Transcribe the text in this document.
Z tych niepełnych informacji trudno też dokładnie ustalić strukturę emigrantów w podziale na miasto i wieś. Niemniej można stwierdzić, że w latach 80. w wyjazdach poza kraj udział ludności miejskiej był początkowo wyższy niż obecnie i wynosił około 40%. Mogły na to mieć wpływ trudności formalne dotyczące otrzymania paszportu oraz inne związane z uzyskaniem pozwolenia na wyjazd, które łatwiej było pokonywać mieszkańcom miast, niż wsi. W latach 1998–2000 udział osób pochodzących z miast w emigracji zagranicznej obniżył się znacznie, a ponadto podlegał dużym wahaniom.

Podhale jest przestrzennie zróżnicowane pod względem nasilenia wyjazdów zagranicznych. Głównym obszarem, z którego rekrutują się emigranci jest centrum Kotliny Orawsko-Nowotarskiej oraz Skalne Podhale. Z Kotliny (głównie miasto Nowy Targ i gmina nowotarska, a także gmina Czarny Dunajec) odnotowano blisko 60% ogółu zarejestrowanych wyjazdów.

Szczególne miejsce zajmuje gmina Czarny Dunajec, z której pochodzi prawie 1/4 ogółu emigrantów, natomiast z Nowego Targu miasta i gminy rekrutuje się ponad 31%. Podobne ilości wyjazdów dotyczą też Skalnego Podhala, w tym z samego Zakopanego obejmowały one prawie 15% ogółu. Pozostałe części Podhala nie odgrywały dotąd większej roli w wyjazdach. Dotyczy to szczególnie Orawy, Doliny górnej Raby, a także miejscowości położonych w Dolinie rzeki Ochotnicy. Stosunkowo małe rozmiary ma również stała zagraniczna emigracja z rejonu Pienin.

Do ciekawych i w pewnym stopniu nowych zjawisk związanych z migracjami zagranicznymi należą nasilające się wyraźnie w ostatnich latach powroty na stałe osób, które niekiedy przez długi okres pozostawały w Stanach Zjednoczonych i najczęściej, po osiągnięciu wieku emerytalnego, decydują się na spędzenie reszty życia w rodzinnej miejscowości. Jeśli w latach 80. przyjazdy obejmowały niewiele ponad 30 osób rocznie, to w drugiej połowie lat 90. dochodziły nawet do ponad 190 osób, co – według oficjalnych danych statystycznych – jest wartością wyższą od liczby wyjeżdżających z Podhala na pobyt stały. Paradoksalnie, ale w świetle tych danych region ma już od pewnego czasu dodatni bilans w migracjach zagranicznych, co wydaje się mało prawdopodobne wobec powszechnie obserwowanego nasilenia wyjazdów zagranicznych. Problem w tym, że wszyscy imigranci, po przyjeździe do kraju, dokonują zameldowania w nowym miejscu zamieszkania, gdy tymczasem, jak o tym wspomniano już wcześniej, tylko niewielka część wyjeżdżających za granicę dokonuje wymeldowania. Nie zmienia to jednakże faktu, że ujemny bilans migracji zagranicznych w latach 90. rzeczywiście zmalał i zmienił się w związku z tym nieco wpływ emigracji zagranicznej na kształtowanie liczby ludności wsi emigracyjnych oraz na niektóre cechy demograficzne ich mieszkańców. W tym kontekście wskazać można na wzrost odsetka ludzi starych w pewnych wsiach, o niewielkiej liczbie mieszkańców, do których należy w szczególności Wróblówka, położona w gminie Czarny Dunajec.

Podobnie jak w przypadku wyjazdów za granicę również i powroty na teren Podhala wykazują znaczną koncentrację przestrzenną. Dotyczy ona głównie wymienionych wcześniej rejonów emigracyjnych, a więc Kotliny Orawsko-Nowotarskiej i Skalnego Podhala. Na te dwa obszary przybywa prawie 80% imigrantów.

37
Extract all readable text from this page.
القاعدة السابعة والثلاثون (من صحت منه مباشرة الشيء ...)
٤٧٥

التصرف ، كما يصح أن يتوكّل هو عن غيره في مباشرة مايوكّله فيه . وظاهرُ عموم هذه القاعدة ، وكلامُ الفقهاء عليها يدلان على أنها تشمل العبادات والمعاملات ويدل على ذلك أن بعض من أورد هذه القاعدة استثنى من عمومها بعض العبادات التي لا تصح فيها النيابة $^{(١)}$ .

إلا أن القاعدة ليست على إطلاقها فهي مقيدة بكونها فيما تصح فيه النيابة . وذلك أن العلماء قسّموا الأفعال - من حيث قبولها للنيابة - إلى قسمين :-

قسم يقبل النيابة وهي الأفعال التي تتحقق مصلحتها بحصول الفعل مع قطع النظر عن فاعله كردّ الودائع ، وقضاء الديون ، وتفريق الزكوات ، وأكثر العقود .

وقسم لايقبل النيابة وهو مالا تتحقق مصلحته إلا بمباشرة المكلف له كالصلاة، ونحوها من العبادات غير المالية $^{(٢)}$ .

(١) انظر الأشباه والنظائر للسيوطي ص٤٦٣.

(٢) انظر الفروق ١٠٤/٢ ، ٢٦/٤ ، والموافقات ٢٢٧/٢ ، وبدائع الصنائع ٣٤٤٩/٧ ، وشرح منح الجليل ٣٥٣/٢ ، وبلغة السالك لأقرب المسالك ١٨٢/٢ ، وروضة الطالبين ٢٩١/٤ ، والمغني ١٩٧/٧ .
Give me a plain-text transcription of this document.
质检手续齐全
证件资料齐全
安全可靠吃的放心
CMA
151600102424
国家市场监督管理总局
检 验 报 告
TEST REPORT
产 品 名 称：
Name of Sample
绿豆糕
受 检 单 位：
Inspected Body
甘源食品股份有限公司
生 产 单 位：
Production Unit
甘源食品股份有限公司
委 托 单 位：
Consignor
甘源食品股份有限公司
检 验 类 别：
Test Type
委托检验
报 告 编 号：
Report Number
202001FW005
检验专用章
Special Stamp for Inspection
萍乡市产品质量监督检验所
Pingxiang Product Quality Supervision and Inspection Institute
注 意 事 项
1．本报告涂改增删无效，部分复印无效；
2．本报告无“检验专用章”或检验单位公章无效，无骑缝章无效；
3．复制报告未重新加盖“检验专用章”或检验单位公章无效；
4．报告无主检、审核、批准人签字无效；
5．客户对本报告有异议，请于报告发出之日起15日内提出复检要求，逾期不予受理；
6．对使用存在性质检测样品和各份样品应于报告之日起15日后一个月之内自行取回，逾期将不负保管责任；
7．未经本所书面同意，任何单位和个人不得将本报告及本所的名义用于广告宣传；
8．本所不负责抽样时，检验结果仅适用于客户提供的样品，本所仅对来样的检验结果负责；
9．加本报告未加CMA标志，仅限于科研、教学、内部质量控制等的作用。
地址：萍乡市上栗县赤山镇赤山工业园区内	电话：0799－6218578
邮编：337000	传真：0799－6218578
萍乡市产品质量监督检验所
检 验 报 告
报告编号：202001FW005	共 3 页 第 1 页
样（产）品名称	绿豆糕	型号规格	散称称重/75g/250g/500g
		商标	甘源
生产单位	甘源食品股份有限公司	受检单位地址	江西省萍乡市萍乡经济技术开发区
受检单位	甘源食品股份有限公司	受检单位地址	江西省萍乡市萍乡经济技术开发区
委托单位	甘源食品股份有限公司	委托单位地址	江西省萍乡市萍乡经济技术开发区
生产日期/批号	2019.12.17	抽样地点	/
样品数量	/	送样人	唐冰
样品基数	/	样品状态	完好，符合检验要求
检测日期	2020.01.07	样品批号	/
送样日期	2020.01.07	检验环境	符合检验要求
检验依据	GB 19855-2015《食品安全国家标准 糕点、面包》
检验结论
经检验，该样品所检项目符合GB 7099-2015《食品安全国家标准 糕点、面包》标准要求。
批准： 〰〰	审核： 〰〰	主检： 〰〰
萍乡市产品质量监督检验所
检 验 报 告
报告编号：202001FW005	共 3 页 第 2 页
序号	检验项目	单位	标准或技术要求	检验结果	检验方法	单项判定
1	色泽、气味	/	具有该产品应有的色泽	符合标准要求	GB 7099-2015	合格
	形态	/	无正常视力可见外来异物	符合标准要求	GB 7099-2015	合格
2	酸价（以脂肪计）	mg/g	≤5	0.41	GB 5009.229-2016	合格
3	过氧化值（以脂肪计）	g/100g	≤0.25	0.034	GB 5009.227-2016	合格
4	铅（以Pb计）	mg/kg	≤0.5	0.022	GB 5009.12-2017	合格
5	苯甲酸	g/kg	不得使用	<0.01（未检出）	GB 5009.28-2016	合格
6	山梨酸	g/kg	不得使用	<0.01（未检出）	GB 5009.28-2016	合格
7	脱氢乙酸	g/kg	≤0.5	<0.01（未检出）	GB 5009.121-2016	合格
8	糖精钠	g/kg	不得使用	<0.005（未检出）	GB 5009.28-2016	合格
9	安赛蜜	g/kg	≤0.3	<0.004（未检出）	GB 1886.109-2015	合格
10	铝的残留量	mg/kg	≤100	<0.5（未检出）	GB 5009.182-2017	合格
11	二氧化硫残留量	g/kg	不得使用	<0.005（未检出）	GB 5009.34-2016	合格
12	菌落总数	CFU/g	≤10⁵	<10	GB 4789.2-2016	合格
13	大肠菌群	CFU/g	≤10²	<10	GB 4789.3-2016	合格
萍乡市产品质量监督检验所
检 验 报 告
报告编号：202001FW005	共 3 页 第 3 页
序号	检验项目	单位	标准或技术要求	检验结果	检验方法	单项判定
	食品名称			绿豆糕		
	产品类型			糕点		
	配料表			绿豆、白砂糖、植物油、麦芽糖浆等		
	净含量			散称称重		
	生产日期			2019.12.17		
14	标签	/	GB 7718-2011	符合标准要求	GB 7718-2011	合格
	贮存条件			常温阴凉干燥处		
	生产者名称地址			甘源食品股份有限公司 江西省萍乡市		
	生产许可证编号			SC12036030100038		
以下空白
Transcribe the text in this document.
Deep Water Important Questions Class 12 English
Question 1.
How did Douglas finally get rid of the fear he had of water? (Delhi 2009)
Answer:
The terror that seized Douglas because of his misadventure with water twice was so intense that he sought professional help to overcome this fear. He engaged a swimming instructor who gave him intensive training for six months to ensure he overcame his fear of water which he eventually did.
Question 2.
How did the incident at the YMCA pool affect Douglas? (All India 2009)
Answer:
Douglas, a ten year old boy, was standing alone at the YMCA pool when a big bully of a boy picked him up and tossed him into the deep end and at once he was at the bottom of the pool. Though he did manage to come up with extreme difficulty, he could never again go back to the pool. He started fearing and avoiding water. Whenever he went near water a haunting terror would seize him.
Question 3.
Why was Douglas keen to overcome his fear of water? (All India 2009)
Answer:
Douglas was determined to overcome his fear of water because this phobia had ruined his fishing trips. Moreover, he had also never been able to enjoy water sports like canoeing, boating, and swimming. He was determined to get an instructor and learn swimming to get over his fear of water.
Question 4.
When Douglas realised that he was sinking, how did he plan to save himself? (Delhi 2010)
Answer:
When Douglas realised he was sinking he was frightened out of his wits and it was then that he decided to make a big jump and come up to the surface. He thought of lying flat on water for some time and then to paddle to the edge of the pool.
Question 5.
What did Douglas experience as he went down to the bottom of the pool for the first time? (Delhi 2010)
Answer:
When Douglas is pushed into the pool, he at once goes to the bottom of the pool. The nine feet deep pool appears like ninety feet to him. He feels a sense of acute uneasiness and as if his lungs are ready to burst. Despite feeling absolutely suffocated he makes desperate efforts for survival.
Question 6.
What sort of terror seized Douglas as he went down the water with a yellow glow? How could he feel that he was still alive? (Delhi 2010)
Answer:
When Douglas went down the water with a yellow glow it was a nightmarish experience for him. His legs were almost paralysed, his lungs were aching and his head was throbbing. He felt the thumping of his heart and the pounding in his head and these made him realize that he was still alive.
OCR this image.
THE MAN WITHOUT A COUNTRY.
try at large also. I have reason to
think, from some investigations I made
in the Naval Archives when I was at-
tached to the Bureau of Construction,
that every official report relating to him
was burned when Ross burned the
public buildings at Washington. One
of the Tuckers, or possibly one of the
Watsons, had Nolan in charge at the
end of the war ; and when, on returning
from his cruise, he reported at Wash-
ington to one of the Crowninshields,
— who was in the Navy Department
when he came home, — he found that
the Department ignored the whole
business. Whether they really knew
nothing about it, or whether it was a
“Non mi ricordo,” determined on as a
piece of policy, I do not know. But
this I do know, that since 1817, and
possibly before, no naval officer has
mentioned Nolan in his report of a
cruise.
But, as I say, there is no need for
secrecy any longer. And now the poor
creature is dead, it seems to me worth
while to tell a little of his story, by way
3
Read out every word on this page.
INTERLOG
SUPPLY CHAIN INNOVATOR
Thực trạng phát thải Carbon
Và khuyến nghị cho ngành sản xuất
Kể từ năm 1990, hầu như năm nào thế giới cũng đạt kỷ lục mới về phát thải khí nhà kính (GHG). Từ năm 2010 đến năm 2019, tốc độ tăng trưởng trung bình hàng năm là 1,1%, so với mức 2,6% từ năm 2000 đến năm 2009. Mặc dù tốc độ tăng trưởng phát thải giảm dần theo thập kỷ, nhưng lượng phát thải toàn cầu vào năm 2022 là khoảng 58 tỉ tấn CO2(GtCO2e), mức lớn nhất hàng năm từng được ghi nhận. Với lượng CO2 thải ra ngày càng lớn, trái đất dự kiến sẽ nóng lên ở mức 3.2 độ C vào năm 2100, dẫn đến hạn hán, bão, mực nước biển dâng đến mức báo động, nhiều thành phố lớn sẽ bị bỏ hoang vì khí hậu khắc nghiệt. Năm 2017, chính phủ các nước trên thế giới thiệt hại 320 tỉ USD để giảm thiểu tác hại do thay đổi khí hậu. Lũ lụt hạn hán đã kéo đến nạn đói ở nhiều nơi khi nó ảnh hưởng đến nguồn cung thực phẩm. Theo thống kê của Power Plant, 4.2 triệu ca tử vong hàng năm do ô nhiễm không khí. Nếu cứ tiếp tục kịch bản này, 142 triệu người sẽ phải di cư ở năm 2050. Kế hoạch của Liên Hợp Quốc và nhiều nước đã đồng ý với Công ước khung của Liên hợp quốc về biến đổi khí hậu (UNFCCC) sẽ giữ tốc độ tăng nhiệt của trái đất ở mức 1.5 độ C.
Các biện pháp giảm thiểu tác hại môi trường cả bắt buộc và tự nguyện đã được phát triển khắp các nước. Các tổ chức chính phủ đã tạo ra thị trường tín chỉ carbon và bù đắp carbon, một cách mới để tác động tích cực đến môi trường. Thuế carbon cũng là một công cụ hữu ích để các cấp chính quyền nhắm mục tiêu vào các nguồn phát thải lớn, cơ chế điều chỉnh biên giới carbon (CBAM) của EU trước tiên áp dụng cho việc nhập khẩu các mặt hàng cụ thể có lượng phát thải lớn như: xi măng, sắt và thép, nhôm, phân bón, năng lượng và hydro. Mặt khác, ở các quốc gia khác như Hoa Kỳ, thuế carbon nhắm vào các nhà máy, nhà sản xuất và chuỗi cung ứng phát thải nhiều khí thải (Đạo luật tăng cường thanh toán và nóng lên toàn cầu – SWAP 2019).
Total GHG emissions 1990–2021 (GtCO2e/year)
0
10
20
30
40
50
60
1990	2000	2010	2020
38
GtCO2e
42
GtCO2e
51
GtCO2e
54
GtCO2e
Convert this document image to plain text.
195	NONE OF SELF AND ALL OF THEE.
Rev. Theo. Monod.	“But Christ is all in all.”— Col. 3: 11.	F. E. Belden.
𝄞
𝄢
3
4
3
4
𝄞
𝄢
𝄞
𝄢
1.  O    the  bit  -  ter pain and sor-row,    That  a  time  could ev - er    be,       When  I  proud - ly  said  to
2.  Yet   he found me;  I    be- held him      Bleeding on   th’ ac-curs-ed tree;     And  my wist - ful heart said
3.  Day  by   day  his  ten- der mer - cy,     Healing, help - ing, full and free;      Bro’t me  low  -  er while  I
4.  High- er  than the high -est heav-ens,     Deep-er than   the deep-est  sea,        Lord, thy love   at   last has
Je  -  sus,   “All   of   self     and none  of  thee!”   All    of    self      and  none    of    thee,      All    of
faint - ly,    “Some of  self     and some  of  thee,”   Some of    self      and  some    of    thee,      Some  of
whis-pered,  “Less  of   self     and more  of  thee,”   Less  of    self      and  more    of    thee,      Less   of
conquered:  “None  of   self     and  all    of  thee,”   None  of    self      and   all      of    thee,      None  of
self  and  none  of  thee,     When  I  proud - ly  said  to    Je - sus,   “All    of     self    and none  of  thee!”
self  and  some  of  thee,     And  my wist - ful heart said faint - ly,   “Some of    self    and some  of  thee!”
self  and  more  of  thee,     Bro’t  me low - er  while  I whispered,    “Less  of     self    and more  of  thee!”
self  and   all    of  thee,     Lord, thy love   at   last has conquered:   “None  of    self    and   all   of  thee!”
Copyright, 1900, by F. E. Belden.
^^^^^^^^
SHORT TASK ▸
In the material above, find each line that contains the word "image", and select it.

RESULT BELOW ▸
OCR this image.
Convert this document image to plain text.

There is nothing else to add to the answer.